** start RECORD SET **

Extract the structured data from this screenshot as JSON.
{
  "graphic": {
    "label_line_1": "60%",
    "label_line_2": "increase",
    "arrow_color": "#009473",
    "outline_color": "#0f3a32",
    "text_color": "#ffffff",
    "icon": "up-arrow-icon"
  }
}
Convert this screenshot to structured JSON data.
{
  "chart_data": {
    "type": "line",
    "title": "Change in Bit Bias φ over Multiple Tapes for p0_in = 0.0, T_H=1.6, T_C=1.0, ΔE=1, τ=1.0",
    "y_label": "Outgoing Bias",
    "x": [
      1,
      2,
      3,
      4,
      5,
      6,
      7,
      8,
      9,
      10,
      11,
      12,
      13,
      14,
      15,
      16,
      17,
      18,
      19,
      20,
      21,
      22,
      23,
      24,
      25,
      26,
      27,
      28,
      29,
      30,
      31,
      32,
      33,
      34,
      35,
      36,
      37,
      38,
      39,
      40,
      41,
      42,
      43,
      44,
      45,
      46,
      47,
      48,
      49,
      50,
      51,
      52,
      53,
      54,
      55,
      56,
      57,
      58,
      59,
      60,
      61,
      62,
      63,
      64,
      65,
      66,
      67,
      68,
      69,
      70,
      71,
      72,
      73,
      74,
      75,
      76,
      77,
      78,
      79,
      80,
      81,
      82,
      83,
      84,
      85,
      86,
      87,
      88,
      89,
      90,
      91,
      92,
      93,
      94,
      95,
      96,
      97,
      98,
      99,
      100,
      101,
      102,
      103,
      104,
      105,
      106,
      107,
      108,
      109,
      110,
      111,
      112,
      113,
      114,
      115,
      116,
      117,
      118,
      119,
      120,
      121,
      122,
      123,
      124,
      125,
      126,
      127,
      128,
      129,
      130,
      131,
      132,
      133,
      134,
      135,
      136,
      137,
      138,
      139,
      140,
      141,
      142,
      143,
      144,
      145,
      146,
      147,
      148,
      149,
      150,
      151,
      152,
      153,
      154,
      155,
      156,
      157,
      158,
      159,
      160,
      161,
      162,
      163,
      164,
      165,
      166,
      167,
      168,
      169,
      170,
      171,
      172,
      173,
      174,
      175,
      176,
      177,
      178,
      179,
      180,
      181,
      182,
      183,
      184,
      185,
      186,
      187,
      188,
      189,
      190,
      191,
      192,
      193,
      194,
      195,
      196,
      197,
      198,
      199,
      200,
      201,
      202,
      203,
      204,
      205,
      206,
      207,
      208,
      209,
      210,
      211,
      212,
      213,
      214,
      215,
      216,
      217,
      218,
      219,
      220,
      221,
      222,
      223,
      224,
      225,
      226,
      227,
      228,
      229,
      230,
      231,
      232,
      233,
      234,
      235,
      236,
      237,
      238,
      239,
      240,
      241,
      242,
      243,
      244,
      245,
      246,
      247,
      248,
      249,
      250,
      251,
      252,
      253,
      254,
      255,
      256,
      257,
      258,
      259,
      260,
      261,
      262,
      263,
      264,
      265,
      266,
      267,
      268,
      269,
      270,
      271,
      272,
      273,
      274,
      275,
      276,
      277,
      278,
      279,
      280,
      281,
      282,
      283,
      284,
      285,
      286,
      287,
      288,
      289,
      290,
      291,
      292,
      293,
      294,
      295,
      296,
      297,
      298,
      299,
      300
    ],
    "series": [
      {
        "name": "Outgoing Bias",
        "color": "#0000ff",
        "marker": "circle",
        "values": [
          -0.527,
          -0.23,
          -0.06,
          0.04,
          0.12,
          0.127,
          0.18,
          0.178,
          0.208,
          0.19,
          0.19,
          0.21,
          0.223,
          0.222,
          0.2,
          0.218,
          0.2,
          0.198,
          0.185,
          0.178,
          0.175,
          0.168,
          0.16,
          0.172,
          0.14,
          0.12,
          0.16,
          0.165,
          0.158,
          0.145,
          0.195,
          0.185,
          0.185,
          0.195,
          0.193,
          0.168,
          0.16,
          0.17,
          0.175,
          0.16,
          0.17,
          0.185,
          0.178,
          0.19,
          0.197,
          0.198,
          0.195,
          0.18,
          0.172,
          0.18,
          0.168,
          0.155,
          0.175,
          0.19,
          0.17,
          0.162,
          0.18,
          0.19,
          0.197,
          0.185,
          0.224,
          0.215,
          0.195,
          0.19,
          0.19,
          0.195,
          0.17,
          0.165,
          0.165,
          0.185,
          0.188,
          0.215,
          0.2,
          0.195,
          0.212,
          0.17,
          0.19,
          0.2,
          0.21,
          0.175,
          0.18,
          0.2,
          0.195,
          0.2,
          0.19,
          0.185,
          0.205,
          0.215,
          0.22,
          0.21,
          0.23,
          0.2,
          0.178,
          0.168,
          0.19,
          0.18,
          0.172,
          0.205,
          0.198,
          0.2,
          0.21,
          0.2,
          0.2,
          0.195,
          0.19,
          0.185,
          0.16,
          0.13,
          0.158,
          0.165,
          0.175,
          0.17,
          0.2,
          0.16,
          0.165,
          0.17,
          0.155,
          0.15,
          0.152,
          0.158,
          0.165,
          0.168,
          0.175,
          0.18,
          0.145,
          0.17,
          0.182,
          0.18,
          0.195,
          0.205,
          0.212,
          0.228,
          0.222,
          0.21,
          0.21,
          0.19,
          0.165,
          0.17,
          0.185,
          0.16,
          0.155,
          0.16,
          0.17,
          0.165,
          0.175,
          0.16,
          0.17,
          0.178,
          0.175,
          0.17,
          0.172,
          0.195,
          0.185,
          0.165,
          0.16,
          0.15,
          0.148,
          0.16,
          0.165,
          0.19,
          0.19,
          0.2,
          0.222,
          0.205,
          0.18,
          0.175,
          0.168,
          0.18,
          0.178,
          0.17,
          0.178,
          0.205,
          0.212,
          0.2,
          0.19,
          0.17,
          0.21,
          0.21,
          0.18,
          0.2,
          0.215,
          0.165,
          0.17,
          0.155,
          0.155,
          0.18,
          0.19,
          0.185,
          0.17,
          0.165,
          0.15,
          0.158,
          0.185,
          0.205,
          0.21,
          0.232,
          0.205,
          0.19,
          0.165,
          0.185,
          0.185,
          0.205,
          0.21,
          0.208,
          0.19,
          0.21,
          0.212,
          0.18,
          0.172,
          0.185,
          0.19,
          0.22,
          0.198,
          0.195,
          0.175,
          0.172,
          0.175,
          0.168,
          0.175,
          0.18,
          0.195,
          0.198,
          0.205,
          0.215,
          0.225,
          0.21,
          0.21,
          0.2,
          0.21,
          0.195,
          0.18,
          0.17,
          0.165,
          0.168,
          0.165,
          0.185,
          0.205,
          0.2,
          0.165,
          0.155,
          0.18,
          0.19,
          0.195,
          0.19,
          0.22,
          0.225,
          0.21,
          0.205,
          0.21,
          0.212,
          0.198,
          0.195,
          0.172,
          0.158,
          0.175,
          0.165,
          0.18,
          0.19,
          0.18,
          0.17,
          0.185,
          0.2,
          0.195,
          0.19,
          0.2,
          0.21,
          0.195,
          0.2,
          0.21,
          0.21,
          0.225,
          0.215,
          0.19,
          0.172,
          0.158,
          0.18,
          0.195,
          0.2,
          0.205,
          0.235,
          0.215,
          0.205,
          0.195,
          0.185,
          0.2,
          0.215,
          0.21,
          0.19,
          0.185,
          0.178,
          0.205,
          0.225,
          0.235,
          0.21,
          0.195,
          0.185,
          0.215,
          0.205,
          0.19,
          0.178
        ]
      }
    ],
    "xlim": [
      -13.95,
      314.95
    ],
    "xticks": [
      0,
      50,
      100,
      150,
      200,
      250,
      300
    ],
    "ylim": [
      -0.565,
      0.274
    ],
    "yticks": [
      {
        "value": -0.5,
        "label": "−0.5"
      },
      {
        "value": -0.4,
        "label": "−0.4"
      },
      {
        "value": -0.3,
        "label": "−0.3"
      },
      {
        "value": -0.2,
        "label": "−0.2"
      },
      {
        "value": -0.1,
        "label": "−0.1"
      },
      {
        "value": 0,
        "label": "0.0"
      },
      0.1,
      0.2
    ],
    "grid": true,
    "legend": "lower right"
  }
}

** end RECORD SET **

WHAT YOU WILL DO: Report how many lines in the records above contain the word "screenshot", giving only the number.

RESPONSE TO THE TASK: 2